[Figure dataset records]
════════
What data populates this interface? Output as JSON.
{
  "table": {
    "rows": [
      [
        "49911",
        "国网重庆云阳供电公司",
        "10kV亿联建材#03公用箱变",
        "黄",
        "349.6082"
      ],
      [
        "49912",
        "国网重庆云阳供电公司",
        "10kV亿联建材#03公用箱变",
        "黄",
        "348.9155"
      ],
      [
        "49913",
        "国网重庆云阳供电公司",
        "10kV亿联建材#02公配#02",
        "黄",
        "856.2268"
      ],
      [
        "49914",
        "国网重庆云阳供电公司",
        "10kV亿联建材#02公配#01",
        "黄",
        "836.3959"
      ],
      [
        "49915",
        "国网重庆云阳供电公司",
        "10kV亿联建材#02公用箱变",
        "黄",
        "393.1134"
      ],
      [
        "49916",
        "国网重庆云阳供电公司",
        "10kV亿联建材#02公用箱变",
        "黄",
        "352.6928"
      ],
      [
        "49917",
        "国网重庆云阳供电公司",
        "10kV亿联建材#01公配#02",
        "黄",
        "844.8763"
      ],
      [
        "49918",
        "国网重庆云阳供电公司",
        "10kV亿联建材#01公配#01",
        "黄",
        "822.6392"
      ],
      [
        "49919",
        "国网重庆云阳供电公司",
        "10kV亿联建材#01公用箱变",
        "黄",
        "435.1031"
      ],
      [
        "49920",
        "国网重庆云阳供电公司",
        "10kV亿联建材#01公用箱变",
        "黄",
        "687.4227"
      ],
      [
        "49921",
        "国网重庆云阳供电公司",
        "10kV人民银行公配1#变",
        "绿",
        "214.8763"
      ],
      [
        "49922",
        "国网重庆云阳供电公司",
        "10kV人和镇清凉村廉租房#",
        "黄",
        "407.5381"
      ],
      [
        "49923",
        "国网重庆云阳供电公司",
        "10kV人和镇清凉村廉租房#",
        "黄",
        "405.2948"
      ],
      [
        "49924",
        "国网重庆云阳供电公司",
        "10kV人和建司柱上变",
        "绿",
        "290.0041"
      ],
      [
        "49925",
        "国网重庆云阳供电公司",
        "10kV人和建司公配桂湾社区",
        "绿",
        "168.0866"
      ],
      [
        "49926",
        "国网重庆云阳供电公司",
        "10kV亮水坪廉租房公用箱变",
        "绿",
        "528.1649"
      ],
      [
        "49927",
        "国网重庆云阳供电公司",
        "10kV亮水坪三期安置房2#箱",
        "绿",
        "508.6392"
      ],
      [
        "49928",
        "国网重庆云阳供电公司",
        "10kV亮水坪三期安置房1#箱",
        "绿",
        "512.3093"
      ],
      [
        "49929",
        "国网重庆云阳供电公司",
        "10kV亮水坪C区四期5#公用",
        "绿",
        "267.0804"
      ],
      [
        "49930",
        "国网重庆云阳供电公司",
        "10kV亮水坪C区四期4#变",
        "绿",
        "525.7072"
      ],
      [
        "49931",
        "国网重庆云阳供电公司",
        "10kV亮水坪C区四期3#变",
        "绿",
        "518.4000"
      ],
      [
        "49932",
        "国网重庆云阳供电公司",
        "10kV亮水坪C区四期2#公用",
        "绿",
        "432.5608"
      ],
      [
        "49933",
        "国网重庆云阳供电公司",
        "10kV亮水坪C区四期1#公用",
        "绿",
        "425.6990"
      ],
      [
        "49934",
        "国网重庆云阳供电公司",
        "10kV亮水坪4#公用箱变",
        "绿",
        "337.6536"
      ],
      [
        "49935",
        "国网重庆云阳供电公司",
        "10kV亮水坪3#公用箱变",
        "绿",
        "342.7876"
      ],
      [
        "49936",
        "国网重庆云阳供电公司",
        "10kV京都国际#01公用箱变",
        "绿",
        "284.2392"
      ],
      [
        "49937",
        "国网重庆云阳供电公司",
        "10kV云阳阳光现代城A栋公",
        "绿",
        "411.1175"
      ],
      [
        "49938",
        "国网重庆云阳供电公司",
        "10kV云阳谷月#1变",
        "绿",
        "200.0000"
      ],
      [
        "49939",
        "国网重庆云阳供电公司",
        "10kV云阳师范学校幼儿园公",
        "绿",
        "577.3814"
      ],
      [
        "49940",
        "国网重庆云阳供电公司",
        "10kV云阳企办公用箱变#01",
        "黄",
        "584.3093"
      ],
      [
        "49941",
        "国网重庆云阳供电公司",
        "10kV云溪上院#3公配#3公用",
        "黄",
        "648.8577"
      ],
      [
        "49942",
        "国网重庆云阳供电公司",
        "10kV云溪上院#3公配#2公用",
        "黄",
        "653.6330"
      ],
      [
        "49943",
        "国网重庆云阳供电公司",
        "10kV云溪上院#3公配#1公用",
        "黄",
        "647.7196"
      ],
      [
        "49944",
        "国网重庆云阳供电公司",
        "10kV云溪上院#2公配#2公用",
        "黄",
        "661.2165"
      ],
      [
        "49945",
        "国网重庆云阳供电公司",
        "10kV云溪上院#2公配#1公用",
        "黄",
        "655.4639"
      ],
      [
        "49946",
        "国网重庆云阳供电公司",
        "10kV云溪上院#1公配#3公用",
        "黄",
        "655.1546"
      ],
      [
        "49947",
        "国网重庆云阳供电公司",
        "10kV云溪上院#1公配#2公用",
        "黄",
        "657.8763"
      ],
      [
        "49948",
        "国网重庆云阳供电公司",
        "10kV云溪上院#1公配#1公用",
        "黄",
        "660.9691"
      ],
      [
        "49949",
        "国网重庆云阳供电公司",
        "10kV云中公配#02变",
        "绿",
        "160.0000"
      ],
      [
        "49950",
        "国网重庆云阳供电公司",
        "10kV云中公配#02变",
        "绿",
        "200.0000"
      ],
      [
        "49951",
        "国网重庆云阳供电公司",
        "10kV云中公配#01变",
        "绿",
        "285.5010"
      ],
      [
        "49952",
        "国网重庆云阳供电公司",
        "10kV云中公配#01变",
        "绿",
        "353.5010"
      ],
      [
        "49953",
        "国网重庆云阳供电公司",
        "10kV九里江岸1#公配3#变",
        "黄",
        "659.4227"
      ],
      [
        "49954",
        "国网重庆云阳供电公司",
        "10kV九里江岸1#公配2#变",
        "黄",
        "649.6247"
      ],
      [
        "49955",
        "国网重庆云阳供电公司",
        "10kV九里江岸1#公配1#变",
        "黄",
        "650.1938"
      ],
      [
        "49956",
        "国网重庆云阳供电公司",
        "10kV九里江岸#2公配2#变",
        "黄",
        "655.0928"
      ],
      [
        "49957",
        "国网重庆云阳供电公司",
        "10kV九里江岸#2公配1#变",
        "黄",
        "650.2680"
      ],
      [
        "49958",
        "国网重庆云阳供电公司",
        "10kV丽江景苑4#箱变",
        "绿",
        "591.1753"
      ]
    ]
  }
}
════════
Set all of the entries down again, exactly as they were given.

What data populates this interface? Output as JSON.
{
  "table": {
    "rows": [
      [
        "49911",
        "国网重庆云阳供电公司",
        "10kV亿联建材#03公用箱变",
        "黄",
        "349.6082"
      ],
      [
        "49912",
        "国网重庆云阳供电公司",
        "10kV亿联建材#03公用箱变",
        "黄",
        "348.9155"
      ],
      [
        "49913",
        "国网重庆云阳供电公司",
        "10kV亿联建材#02公配#02",
        "黄",
        "856.2268"
      ],
      [
        "49914",
        "国网重庆云阳供电公司",
        "10kV亿联建材#02公配#01",
        "黄",
        "836.3959"
      ],
      [
        "49915",
        "国网重庆云阳供电公司",
        "10kV亿联建材#02公用箱变",
        "黄",
        "393.1134"
      ],
      [
        "49916",
        "国网重庆云阳供电公司",
        "10kV亿联建材#02公用箱变",
        "黄",
        "352.6928"
      ],
      [
        "49917",
        "国网重庆云阳供电公司",
        "10kV亿联建材#01公配#02",
        "黄",
        "844.8763"
      ],
      [
        "49918",
        "国网重庆云阳供电公司",
        "10kV亿联建材#01公配#01",
        "黄",
        "822.6392"
      ],
      [
        "49919",
        "国网重庆云阳供电公司",
        "10kV亿联建材#01公用箱变",
        "黄",
        "435.1031"
      ],
      [
        "49920",
        "国网重庆云阳供电公司",
        "10kV亿联建材#01公用箱变",
        "黄",
        "687.4227"
      ],
      [
        "49921",
        "国网重庆云阳供电公司",
        "10kV人民银行公配1#变",
        "绿",
        "214.8763"
      ],
      [
        "49922",
        "国网重庆云阳供电公司",
        "10kV人和镇清凉村廉租房#",
        "黄",
        "407.5381"
      ],
      [
        "49923",
        "国网重庆云阳供电公司",
        "10kV人和镇清凉村廉租房#",
        "黄",
        "405.2948"
      ],
      [
        "49924",
        "国网重庆云阳供电公司",
        "10kV人和建司柱上变",
        "绿",
        "290.0041"
      ],
      [
        "49925",
        "国网重庆云阳供电公司",
        "10kV人和建司公配桂湾社区",
        "绿",
        "168.0866"
      ],
      [
        "49926",
        "国网重庆云阳供电公司",
        "10kV亮水坪廉租房公用箱变",
        "绿",
        "528.1649"
      ],
      [
        "49927",
        "国网重庆云阳供电公司",
        "10kV亮水坪三期安置房2#箱",
        "绿",
        "508.6392"
      ],
      [
        "49928",
        "国网重庆云阳供电公司",
        "10kV亮水坪三期安置房1#箱",
        "绿",
        "512.3093"
      ],
      [
        "49929",
        "国网重庆云阳供电公司",
        "10kV亮水坪C区四期5#公用",
        "绿",
        "267.0804"
      ],
      [
        "49930",
        "国网重庆云阳供电公司",
        "10kV亮水坪C区四期4#变",
        "绿",
        "525.7072"
      ],
      [
        "49931",
        "国网重庆云阳供电公司",
        "10kV亮水坪C区四期3#变",
        "绿",
        "518.4000"
      ],
      [
        "49932",
        "国网重庆云阳供电公司",
        "10kV亮水坪C区四期2#公用",
        "绿",
        "432.5608"
      ],
      [
        "49933",
        "国网重庆云阳供电公司",
        "10kV亮水坪C区四期1#公用",
        "绿",
        "425.6990"
      ],
      [
        "49934",
        "国网重庆云阳供电公司",
        "10kV亮水坪4#公用箱变",
        "绿",
        "337.6536"
      ],
      [
        "49935",
        "国网重庆云阳供电公司",
        "10kV亮水坪3#公用箱变",
        "绿",
        "342.7876"
      ],
      [
        "49936",
        "国网重庆云阳供电公司",
        "10kV京都国际#01公用箱变",
        "绿",
        "284.2392"
      ],
      [
        "49937",
        "国网重庆云阳供电公司",
        "10kV云阳阳光现代城A栋公",
        "绿",
        "411.1175"
      ],
      [
        "49938",
        "国网重庆云阳供电公司",
        "10kV云阳谷月#1变",
        "绿",
        "200.0000"
      ],
      [
        "49939",
        "国网重庆云阳供电公司",
        "10kV云阳师范学校幼儿园公",
        "绿",
        "577.3814"
      ],
      [
        "49940",
        "国网重庆云阳供电公司",
        "10kV云阳企办公用箱变#01",
        "黄",
        "584.3093"
      ],
      [
        "49941",
        "国网重庆云阳供电公司",
        "10kV云溪上院#3公配#3公用",
        "黄",
        "648.8577"
      ],
      [
        "49942",
        "国网重庆云阳供电公司",
        "10kV云溪上院#3公配#2公用",
        "黄",
        "653.6330"
      ],
      [
        "49943",
        "国网重庆云阳供电公司",
        "10kV云溪上院#3公配#1公用",
        "黄",
        "647.7196"
      ],
      [
        "49944",
        "国网重庆云阳供电公司",
        "10kV云溪上院#2公配#2公用",
        "黄",
        "661.2165"
      ],
      [
        "49945",
        "国网重庆云阳供电公司",
        "10kV云溪上院#2公配#1公用",
        "黄",
        "655.4639"
      ],
      [
        "49946",
        "国网重庆云阳供电公司",
        "10kV云溪上院#1公配#3公用",
        "黄",
        "655.1546"
      ],
      [
        "49947",
        "国网重庆云阳供电公司",
        "10kV云溪上院#1公配#2公用",
        "黄",
        "657.8763"
      ],
      [
        "49948",
        "国网重庆云阳供电公司",
        "10kV云溪上院#1公配#1公用",
        "黄",
        "660.9691"
      ],
      [
        "49949",
        "国网重庆云阳供电公司",
        "10kV云中公配#02变",
        "绿",
        "160.0000"
      ],
      [
        "49950",
        "国网重庆云阳供电公司",
        "10kV云中公配#02变",
        "绿",
        "200.0000"
      ],
      [
        "49951",
        "国网重庆云阳供电公司",
        "10kV云中公配#01变",
        "绿",
        "285.5010"
      ],
      [
        "49952",
        "国网重庆云阳供电公司",
        "10kV云中公配#01变",
        "绿",
        "353.5010"
      ],
      [
        "49953",
        "国网重庆云阳供电公司",
        "10kV九里江岸1#公配3#变",
        "黄",
        "659.4227"
      ],
      [
        "49954",
        "国网重庆云阳供电公司",
        "10kV九里江岸1#公配2#变",
        "黄",
        "649.6247"
      ],
      [
        "49955",
        "国网重庆云阳供电公司",
        "10kV九里江岸1#公配1#变",
        "黄",
        "650.1938"
      ],
      [
        "49956",
        "国网重庆云阳供电公司",
        "10kV九里江岸#2公配2#变",
        "黄",
        "655.0928"
      ],
      [
        "49957",
        "国网重庆云阳供电公司",
        "10kV九里江岸#2公配1#变",
        "黄",
        "650.2680"
      ],
      [
        "49958",
        "国网重庆云阳供电公司",
        "10kV丽江景苑4#箱变",
        "绿",
        "591.1753"
      ]
    ]
  }
}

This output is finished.